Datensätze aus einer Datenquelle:
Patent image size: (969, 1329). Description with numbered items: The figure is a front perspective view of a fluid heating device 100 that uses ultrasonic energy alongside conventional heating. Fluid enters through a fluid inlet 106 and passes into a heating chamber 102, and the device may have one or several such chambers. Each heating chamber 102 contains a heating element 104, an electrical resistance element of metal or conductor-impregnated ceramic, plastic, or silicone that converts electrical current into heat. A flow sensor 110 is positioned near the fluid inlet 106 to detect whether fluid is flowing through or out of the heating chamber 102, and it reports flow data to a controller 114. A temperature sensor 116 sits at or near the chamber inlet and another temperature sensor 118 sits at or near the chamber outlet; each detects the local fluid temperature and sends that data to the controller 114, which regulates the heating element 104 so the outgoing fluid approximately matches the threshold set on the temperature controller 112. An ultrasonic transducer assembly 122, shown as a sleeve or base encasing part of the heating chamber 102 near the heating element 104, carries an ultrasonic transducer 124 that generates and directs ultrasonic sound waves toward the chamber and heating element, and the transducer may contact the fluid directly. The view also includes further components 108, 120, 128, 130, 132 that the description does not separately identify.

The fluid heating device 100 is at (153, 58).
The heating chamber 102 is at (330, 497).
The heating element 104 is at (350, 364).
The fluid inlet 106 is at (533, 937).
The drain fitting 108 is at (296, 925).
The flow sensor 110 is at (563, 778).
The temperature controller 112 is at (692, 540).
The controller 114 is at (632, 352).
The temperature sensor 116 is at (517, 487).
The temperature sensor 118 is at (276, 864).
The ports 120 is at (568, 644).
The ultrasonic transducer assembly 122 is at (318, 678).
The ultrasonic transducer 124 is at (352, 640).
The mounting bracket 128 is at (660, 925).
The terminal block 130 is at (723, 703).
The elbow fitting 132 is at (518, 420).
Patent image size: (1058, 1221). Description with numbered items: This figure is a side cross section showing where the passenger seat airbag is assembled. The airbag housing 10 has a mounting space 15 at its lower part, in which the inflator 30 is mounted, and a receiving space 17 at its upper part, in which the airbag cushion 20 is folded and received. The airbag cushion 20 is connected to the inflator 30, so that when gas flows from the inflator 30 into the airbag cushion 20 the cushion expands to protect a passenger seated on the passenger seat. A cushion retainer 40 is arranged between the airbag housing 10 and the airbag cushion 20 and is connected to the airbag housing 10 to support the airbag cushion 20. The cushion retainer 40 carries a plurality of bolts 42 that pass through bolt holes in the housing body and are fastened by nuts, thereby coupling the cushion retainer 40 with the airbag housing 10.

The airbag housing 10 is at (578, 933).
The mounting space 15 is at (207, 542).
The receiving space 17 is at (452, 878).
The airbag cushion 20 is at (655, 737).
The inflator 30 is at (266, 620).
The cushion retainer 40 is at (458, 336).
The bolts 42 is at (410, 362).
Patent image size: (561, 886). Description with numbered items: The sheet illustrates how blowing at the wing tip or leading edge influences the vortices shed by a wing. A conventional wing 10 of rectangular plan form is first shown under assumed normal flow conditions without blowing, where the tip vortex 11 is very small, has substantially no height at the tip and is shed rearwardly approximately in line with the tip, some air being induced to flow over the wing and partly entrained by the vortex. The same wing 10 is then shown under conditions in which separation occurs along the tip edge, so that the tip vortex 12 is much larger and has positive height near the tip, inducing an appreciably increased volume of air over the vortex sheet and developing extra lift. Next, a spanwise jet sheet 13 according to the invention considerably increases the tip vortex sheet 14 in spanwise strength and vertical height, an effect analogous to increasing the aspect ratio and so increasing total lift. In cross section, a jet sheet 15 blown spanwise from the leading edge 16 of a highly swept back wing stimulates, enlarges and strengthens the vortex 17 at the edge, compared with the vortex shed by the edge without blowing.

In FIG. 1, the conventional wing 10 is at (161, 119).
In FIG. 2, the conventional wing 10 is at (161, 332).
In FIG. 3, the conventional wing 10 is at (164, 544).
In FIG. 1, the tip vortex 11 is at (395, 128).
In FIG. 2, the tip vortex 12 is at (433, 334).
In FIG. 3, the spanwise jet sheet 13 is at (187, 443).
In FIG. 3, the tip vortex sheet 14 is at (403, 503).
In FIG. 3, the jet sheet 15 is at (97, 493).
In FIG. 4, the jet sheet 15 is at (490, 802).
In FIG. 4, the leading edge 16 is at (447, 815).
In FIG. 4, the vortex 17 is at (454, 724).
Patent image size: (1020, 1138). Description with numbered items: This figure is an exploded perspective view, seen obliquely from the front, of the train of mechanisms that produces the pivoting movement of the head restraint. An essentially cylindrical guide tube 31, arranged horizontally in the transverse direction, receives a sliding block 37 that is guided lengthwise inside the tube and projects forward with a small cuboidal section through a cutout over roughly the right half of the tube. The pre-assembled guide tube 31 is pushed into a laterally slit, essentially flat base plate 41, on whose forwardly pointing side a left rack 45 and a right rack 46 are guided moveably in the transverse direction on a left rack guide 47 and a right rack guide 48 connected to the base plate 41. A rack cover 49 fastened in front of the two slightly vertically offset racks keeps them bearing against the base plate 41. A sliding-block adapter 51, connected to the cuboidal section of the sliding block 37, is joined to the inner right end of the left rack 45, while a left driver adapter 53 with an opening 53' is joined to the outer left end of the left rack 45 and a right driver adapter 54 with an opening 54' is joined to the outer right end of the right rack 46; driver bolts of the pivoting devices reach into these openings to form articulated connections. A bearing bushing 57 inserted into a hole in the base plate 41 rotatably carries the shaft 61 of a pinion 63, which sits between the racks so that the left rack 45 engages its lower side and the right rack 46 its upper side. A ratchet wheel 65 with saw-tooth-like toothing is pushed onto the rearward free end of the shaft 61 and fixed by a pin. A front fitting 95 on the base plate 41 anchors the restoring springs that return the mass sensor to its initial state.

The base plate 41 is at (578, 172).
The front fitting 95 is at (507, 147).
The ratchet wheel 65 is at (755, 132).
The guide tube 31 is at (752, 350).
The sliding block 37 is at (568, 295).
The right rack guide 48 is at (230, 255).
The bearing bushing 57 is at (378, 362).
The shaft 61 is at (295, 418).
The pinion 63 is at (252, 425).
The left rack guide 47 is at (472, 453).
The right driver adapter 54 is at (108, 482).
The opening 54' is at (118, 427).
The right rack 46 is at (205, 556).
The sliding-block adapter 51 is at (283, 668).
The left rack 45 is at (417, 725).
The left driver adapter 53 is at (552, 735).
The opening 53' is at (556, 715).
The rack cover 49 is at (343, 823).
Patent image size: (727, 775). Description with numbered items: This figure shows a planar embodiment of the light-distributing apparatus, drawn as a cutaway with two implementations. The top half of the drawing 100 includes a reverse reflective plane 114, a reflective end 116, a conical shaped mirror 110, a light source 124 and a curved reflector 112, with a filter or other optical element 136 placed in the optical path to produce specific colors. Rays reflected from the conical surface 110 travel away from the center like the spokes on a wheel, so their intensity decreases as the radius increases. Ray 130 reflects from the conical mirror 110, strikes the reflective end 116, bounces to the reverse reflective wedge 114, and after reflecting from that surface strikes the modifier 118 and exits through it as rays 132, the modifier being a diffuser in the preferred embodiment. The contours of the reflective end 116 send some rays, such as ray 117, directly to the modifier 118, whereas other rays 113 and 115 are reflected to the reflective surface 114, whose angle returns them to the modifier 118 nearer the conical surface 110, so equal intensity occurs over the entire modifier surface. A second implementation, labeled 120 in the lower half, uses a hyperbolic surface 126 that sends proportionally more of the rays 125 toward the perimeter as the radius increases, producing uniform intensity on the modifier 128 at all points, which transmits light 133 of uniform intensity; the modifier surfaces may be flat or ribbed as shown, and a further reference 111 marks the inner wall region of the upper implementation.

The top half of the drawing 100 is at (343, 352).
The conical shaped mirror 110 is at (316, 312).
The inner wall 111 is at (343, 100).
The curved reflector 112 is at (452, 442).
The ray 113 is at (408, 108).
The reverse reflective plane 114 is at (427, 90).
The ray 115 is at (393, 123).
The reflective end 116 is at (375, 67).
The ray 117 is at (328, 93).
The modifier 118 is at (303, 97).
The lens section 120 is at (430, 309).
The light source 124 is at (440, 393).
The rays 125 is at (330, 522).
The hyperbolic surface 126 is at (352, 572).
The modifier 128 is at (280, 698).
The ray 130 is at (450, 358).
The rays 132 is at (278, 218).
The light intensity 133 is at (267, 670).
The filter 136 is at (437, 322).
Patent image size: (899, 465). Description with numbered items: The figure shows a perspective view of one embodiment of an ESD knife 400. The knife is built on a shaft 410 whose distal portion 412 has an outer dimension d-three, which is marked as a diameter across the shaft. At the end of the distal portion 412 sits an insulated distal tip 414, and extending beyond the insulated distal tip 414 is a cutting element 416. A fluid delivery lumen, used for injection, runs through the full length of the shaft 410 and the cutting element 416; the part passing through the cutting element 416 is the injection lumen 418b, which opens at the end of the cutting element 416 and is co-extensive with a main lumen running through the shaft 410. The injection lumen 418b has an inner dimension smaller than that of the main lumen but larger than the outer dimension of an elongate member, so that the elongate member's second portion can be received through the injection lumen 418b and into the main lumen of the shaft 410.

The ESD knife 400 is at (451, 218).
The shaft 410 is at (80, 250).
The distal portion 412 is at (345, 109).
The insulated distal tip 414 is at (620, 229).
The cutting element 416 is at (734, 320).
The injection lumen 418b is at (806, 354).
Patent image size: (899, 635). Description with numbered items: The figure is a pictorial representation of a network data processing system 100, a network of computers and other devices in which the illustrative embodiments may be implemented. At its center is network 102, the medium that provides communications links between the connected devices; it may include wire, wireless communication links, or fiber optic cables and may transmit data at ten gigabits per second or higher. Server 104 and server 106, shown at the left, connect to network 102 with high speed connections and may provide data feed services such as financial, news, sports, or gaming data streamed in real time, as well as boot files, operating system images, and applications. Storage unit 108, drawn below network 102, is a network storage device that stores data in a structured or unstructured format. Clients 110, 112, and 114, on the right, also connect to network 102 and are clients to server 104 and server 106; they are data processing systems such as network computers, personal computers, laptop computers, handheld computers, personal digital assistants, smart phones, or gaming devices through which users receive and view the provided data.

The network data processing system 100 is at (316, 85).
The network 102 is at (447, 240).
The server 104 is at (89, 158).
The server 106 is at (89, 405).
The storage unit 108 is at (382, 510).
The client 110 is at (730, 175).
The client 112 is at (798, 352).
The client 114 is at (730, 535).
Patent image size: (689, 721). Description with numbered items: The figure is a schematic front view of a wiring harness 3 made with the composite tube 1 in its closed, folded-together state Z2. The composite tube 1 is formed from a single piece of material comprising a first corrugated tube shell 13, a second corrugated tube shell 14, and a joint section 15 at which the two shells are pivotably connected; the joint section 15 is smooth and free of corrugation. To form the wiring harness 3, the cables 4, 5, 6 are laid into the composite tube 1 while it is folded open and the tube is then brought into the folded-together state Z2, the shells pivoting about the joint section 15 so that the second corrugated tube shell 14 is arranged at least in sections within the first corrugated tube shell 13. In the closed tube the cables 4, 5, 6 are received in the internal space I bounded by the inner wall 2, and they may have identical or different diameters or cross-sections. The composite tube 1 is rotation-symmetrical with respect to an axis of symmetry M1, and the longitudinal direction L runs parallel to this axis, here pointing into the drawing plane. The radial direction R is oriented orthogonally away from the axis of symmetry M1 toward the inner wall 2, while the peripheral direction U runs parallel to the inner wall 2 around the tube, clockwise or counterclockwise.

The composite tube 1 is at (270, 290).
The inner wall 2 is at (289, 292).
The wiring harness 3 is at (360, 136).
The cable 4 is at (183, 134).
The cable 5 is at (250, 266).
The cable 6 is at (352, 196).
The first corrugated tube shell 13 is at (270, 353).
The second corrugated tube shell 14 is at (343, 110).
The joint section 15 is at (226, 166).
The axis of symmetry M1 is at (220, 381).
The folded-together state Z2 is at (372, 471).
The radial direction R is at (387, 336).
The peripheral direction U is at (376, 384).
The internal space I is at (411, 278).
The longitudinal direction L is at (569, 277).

Arbeitsauftrag: Schreibe die Zeilen ab der Zeile mit „Patent image size: (689, 721).“ bis einschließlich der letzten Zeile oben wortgetreu ab.

Lösung:
Patent image size: (689, 721). Description with numbered items: The figure is a schematic front view of a wiring harness 3 made with the composite tube 1 in its closed, folded-together state Z2. The composite tube 1 is formed from a single piece of material comprising a first corrugated tube shell 13, a second corrugated tube shell 14, and a joint section 15 at which the two shells are pivotably connected; the joint section 15 is smooth and free of corrugation. To form the wiring harness 3, the cables 4, 5, 6 are laid into the composite tube 1 while it is folded open and the tube is then brought into the folded-together state Z2, the shells pivoting about the joint section 15 so that the second corrugated tube shell 14 is arranged at least in sections within the first corrugated tube shell 13. In the closed tube the cables 4, 5, 6 are received in the internal space I bounded by the inner wall 2, and they may have identical or different diameters or cross-sections. The composite tube 1 is rotation-symmetrical with respect to an axis of symmetry M1, and the longitudinal direction L runs parallel to this axis, here pointing into the drawing plane. The radial direction R is oriented orthogonally away from the axis of symmetry M1 toward the inner wall 2, while the peripheral direction U runs parallel to the inner wall 2 around the tube, clockwise or counterclockwise.

The composite tube 1 is at (270, 290).
The inner wall 2 is at (289, 292).
The wiring harness 3 is at (360, 136).
The cable 4 is at (183, 134).
The cable 5 is at (250, 266).
The cable 6 is at (352, 196).
The first corrugated tube shell 13 is at (270, 353).
The second corrugated tube shell 14 is at (343, 110).
The joint section 15 is at (226, 166).
The axis of symmetry M1 is at (220, 381).
The folded-together state Z2 is at (372, 471).
The radial direction R is at (387, 336).
The peripheral direction U is at (376, 384).
The internal space I is at (411, 278).
The longitudinal direction L is at (569, 277).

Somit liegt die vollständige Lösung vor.